> _TASK_:
Restate the entries below word for word, omitting nothing.

>>>

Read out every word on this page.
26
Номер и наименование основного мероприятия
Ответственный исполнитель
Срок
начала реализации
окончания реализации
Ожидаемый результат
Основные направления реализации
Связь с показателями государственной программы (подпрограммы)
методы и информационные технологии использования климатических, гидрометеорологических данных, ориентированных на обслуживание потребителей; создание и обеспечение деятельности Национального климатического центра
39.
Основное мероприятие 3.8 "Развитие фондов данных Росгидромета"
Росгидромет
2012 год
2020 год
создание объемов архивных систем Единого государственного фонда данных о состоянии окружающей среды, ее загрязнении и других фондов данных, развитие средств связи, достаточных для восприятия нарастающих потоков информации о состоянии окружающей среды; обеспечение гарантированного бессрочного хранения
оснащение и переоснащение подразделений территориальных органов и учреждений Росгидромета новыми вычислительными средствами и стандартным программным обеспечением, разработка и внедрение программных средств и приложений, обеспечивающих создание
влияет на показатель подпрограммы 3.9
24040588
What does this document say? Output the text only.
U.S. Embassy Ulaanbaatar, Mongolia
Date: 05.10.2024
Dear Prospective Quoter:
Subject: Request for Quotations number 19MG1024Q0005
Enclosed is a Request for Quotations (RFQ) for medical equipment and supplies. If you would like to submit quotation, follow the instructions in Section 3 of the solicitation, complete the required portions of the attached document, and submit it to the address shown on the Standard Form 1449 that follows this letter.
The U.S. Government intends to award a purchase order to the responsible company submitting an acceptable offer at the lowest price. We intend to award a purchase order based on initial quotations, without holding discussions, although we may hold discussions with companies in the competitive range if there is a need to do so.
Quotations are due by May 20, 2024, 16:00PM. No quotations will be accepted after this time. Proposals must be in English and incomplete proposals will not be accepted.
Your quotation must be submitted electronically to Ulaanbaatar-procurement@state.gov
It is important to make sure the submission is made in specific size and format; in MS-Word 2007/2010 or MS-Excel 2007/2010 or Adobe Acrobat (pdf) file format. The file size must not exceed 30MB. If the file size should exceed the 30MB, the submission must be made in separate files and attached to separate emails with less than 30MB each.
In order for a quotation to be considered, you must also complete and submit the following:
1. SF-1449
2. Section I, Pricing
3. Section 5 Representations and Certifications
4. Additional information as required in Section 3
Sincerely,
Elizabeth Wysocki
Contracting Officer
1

<<<

> _RESPONSE FOR THIS EXERCISE_:
Read out every word on this page.
26
Номер и наименование основного мероприятия
Ответственный исполнитель
Срок
начала реализации
окончания реализации
Ожидаемый результат
Основные направления реализации
Связь с показателями государственной программы (подпрограммы)
методы и информационные технологии использования климатических, гидрометеорологических данных, ориентированных на обслуживание потребителей; создание и обеспечение деятельности Национального климатического центра
39.
Основное мероприятие 3.8 "Развитие фондов данных Росгидромета"
Росгидромет
2012 год
2020 год
создание объемов архивных систем Единого государственного фонда данных о состоянии окружающей среды, ее загрязнении и других фондов данных, развитие средств связи, достаточных для восприятия нарастающих потоков информации о состоянии окружающей среды; обеспечение гарантированного бессрочного хранения
оснащение и переоснащение подразделений территориальных органов и учреждений Росгидромета новыми вычислительными средствами и стандартным программным обеспечением, разработка и внедрение программных средств и приложений, обеспечивающих создание
влияет на показатель подпрограммы 3.9
24040588
What does this document say? Output the text only.
U.S. Embassy Ulaanbaatar, Mongolia
Date: 05.10.2024
Dear Prospective Quoter:
Subject: Request for Quotations number 19MG1024Q0005
Enclosed is a Request for Quotations (RFQ) for medical equipment and supplies. If you would like to submit quotation, follow the instructions in Section 3 of the solicitation, complete the required portions of the attached document, and submit it to the address shown on the Standard Form 1449 that follows this letter.
The U.S. Government intends to award a purchase order to the responsible company submitting an acceptable offer at the lowest price. We intend to award a purchase order based on initial quotations, without holding discussions, although we may hold discussions with companies in the competitive range if there is a need to do so.
Quotations are due by May 20, 2024, 16:00PM. No quotations will be accepted after this time. Proposals must be in English and incomplete proposals will not be accepted.
Your quotation must be submitted electronically to Ulaanbaatar-procurement@state.gov
It is important to make sure the submission is made in specific size and format; in MS-Word 2007/2010 or MS-Excel 2007/2010 or Adobe Acrobat (pdf) file format. The file size must not exceed 30MB. If the file size should exceed the 30MB, the submission must be made in separate files and attached to separate emails with less than 30MB each.
In order for a quotation to be considered, you must also complete and submit the following:
1. SF-1449
2. Section I, Pricing
3. Section 5 Representations and Certifications
4. Additional information as required in Section 3
Sincerely,
Elizabeth Wysocki
Contracting Officer
1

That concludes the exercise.